* **What you have to do**: No images are to be carried over; print all other material exactly as it stands.

* **Entries provided**:
* * * * * * *

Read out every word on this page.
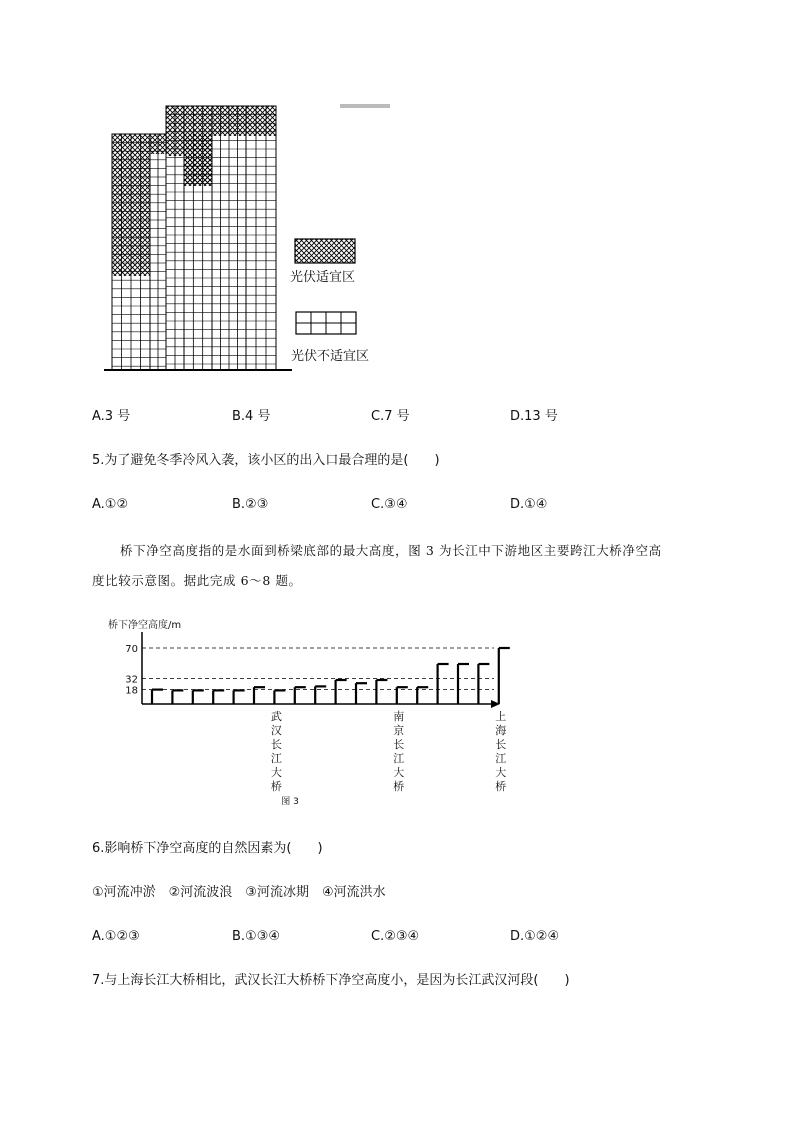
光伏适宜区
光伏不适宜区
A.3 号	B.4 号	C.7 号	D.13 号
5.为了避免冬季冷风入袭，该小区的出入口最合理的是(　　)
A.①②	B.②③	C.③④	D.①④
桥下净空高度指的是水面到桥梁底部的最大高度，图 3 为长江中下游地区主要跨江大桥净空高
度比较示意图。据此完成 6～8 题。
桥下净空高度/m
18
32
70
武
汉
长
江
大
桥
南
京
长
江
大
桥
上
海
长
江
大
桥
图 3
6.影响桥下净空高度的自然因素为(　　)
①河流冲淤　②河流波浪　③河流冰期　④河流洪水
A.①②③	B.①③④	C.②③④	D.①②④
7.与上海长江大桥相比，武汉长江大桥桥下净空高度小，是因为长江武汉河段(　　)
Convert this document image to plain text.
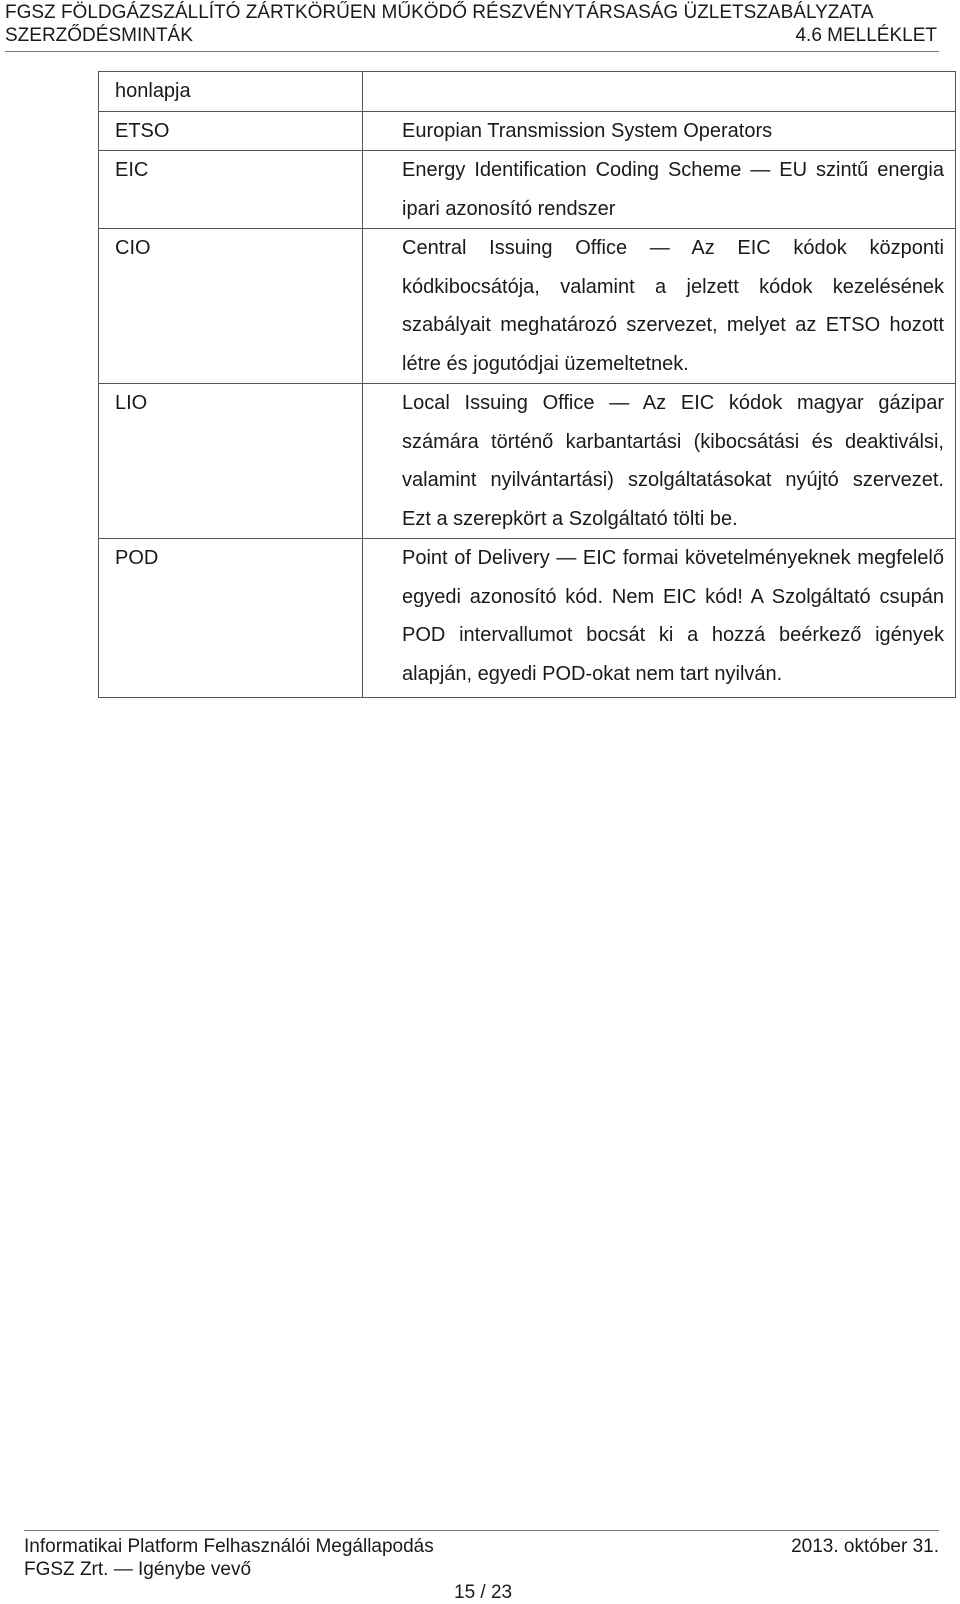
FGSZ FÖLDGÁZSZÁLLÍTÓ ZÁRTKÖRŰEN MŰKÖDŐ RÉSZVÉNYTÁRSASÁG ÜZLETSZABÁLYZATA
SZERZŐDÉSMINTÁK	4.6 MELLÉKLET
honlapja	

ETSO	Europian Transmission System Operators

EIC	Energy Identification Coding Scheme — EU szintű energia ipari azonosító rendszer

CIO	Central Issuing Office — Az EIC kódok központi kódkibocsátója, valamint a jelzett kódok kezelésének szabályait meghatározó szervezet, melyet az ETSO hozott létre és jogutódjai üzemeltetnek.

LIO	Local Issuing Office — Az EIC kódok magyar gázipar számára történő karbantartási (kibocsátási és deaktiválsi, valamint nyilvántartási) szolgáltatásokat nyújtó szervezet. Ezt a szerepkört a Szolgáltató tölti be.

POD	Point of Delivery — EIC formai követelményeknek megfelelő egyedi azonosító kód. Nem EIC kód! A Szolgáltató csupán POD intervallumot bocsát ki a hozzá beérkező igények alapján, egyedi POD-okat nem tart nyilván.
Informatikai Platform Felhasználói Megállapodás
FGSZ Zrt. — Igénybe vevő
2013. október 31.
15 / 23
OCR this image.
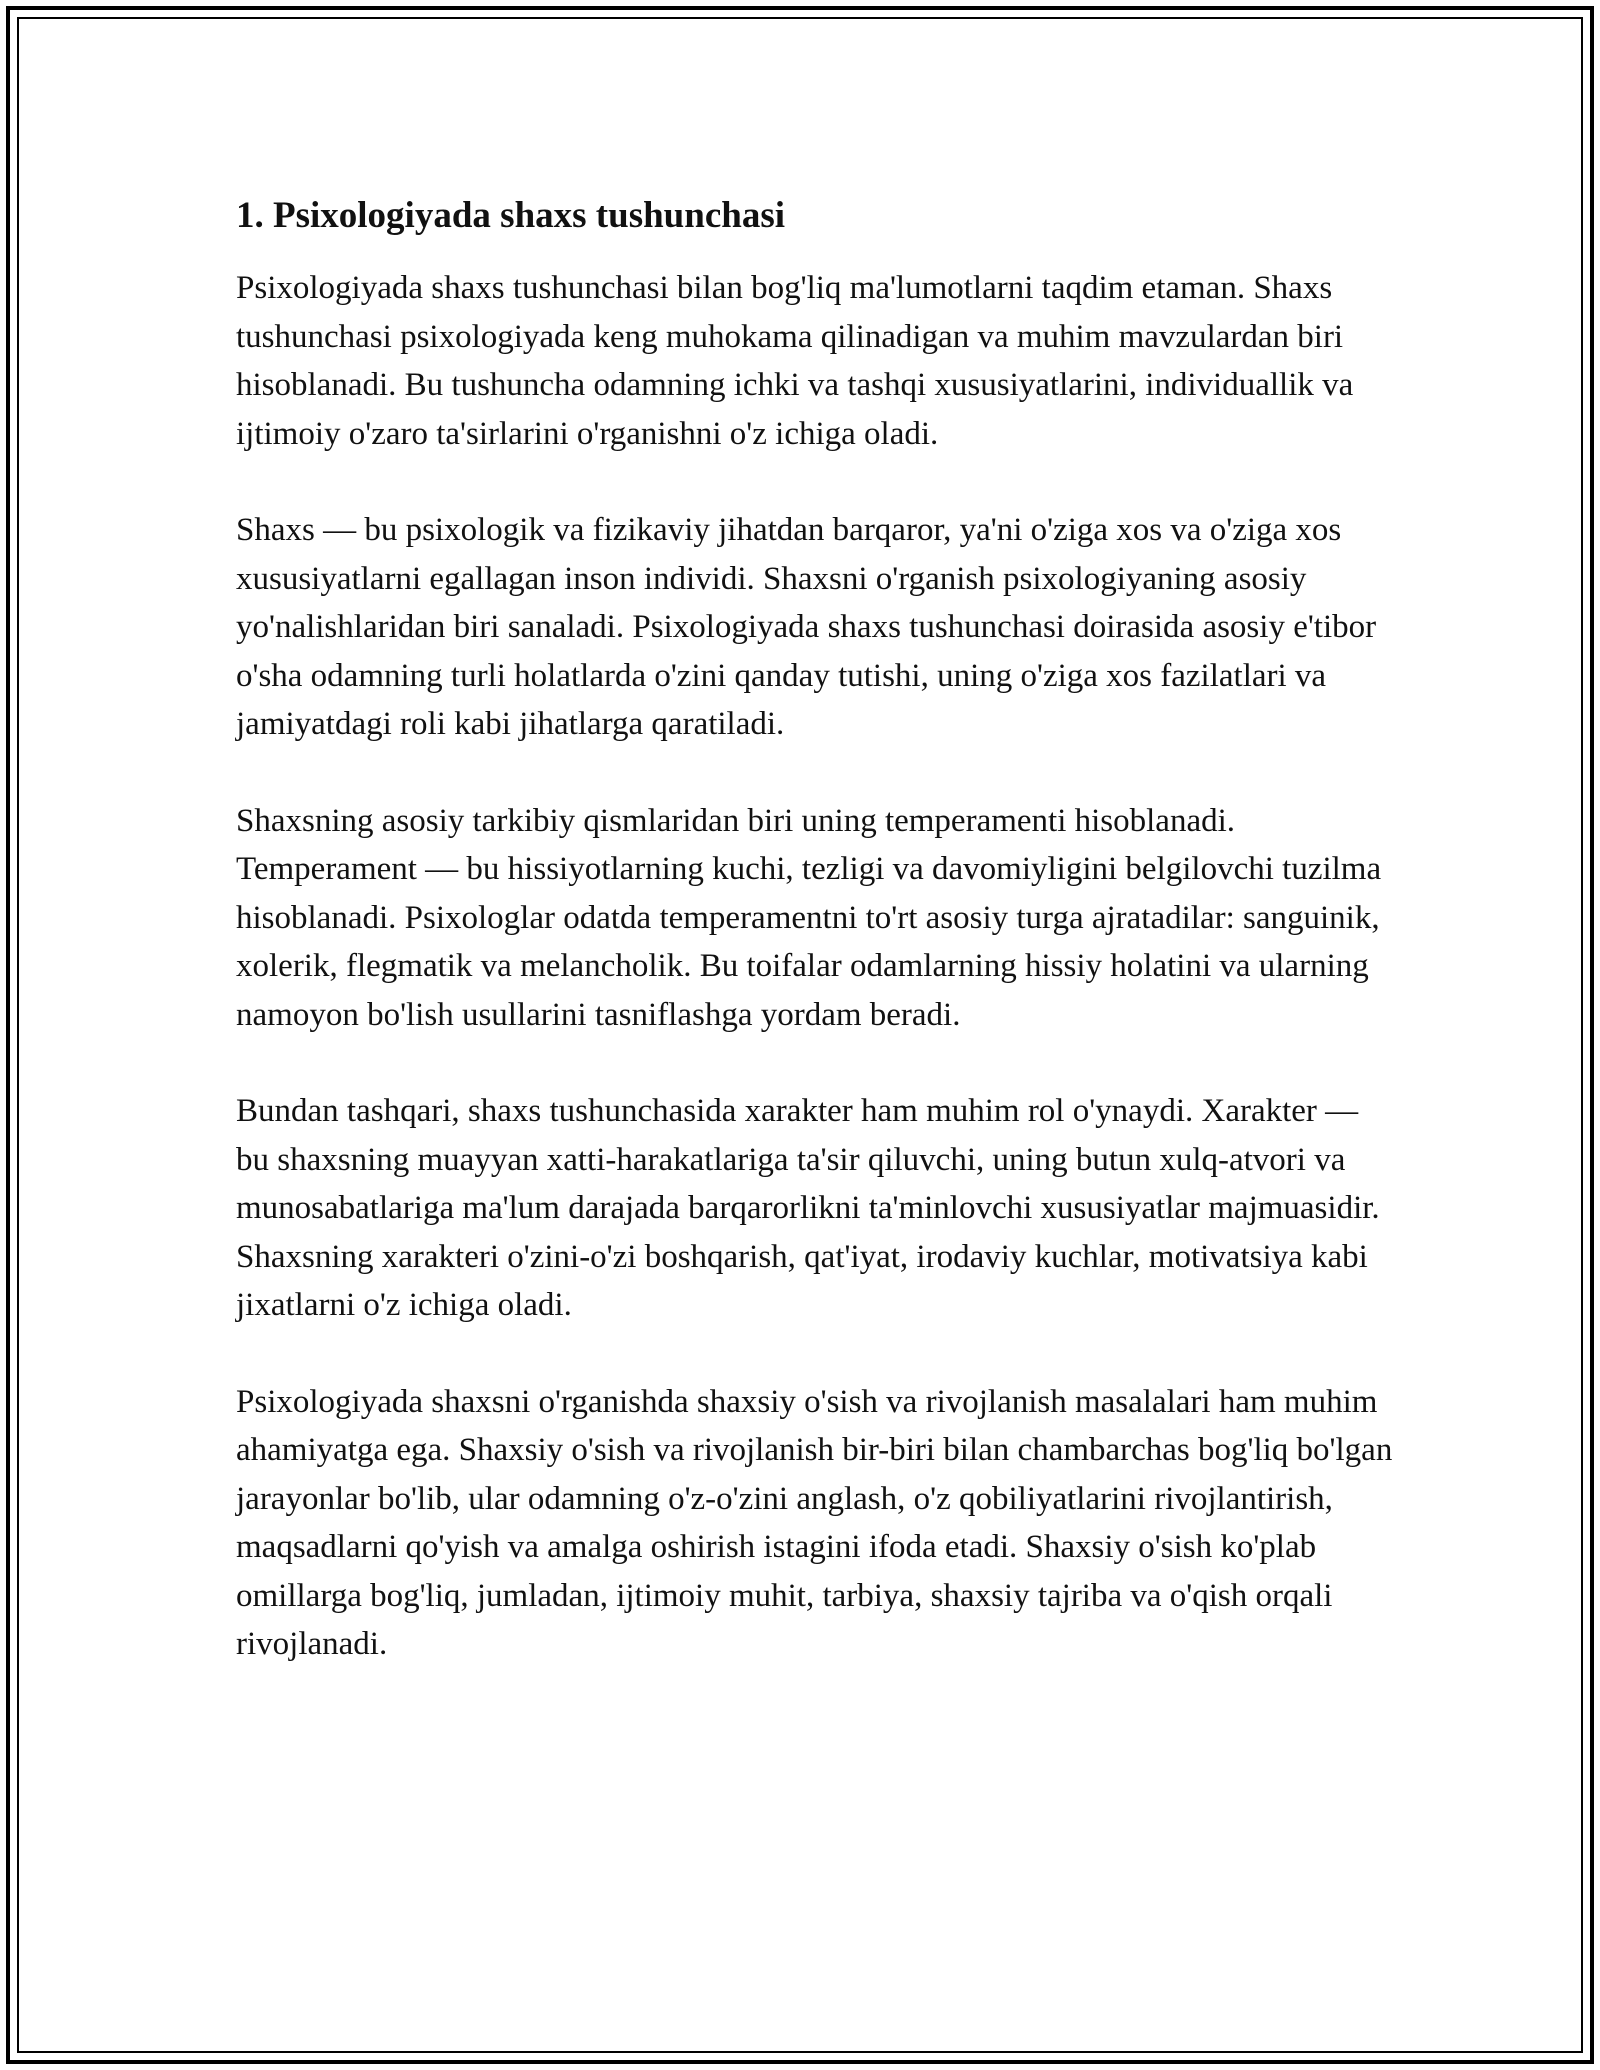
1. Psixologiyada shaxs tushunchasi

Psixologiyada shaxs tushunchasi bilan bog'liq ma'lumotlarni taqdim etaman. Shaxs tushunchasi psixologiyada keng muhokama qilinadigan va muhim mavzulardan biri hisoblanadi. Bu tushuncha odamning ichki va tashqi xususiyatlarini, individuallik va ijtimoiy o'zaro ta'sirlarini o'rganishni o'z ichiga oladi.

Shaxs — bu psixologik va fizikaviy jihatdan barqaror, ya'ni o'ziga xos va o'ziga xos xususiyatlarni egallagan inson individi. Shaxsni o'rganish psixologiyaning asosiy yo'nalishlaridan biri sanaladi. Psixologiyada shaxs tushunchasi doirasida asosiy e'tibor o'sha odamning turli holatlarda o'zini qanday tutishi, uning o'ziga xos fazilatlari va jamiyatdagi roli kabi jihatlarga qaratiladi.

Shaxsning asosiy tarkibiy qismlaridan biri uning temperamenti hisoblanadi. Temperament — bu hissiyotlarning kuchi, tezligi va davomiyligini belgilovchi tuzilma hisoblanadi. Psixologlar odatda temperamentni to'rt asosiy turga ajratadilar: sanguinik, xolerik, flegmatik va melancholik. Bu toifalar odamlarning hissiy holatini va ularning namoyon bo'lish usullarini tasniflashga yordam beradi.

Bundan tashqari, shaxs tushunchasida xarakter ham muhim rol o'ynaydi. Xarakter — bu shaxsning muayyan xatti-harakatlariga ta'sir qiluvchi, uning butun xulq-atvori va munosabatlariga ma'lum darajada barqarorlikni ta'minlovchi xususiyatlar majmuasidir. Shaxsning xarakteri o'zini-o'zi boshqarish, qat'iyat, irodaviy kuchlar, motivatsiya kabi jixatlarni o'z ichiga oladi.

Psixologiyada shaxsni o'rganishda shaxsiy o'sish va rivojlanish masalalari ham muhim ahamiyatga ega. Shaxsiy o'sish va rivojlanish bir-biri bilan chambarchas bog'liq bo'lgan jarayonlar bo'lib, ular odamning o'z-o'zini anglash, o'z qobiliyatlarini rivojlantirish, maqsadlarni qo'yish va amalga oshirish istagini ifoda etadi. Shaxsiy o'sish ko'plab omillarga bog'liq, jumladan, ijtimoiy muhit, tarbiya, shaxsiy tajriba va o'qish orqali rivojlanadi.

* * * * * * *

* **Solution for this task**:
Read out every word on this page.
光伏适宜区
光伏不适宜区
A.3 号	B.4 号	C.7 号	D.13 号
5.为了避免冬季冷风入袭，该小区的出入口最合理的是(　　)
A.①②	B.②③	C.③④	D.①④
桥下净空高度指的是水面到桥梁底部的最大高度，图 3 为长江中下游地区主要跨江大桥净空高
度比较示意图。据此完成 6～8 题。
桥下净空高度/m
18
32
70
武
汉
长
江
大
桥
南
京
长
江
大
桥
上
海
长
江
大
桥
图 3
6.影响桥下净空高度的自然因素为(　　)
①河流冲淤　②河流波浪　③河流冰期　④河流洪水
A.①②③	B.①③④	C.②③④	D.①②④
7.与上海长江大桥相比，武汉长江大桥桥下净空高度小，是因为长江武汉河段(　　)
Convert this document image to plain text.
FGSZ FÖLDGÁZSZÁLLÍTÓ ZÁRTKÖRŰEN MŰKÖDŐ RÉSZVÉNYTÁRSASÁG ÜZLETSZABÁLYZATA
SZERZŐDÉSMINTÁK	4.6 MELLÉKLET
honlapja	

ETSO	Europian Transmission System Operators

EIC	Energy Identification Coding Scheme — EU szintű energia ipari azonosító rendszer

CIO	Central Issuing Office — Az EIC kódok központi kódkibocsátója, valamint a jelzett kódok kezelésének szabályait meghatározó szervezet, melyet az ETSO hozott létre és jogutódjai üzemeltetnek.

LIO	Local Issuing Office — Az EIC kódok magyar gázipar számára történő karbantartási (kibocsátási és deaktiválsi, valamint nyilvántartási) szolgáltatásokat nyújtó szervezet. Ezt a szerepkört a Szolgáltató tölti be.

POD	Point of Delivery — EIC formai követelményeknek megfelelő egyedi azonosító kód. Nem EIC kód! A Szolgáltató csupán POD intervallumot bocsát ki a hozzá beérkező igények alapján, egyedi POD-okat nem tart nyilván.
Informatikai Platform Felhasználói Megállapodás
FGSZ Zrt. — Igénybe vevő
2013. október 31.
15 / 23
OCR this image.
1. Psixologiyada shaxs tushunchasi

Psixologiyada shaxs tushunchasi bilan bog'liq ma'lumotlarni taqdim etaman. Shaxs tushunchasi psixologiyada keng muhokama qilinadigan va muhim mavzulardan biri hisoblanadi. Bu tushuncha odamning ichki va tashqi xususiyatlarini, individuallik va ijtimoiy o'zaro ta'sirlarini o'rganishni o'z ichiga oladi.

Shaxs — bu psixologik va fizikaviy jihatdan barqaror, ya'ni o'ziga xos va o'ziga xos xususiyatlarni egallagan inson individi. Shaxsni o'rganish psixologiyaning asosiy yo'nalishlaridan biri sanaladi. Psixologiyada shaxs tushunchasi doirasida asosiy e'tibor o'sha odamning turli holatlarda o'zini qanday tutishi, uning o'ziga xos fazilatlari va jamiyatdagi roli kabi jihatlarga qaratiladi.

Shaxsning asosiy tarkibiy qismlaridan biri uning temperamenti hisoblanadi. Temperament — bu hissiyotlarning kuchi, tezligi va davomiyligini belgilovchi tuzilma hisoblanadi. Psixologlar odatda temperamentni to'rt asosiy turga ajratadilar: sanguinik, xolerik, flegmatik va melancholik. Bu toifalar odamlarning hissiy holatini va ularning namoyon bo'lish usullarini tasniflashga yordam beradi.

Bundan tashqari, shaxs tushunchasida xarakter ham muhim rol o'ynaydi. Xarakter — bu shaxsning muayyan xatti-harakatlariga ta'sir qiluvchi, uning butun xulq-atvori va munosabatlariga ma'lum darajada barqarorlikni ta'minlovchi xususiyatlar majmuasidir. Shaxsning xarakteri o'zini-o'zi boshqarish, qat'iyat, irodaviy kuchlar, motivatsiya kabi jixatlarni o'z ichiga oladi.

Psixologiyada shaxsni o'rganishda shaxsiy o'sish va rivojlanish masalalari ham muhim ahamiyatga ega. Shaxsiy o'sish va rivojlanish bir-biri bilan chambarchas bog'liq bo'lgan jarayonlar bo'lib, ular odamning o'z-o'zini anglash, o'z qobiliyatlarini rivojlantirish, maqsadlarni qo'yish va amalga oshirish istagini ifoda etadi. Shaxsiy o'sish ko'plab omillarga bog'liq, jumladan, ijtimoiy muhit, tarbiya, shaxsiy tajriba va o'qish orqali rivojlanadi.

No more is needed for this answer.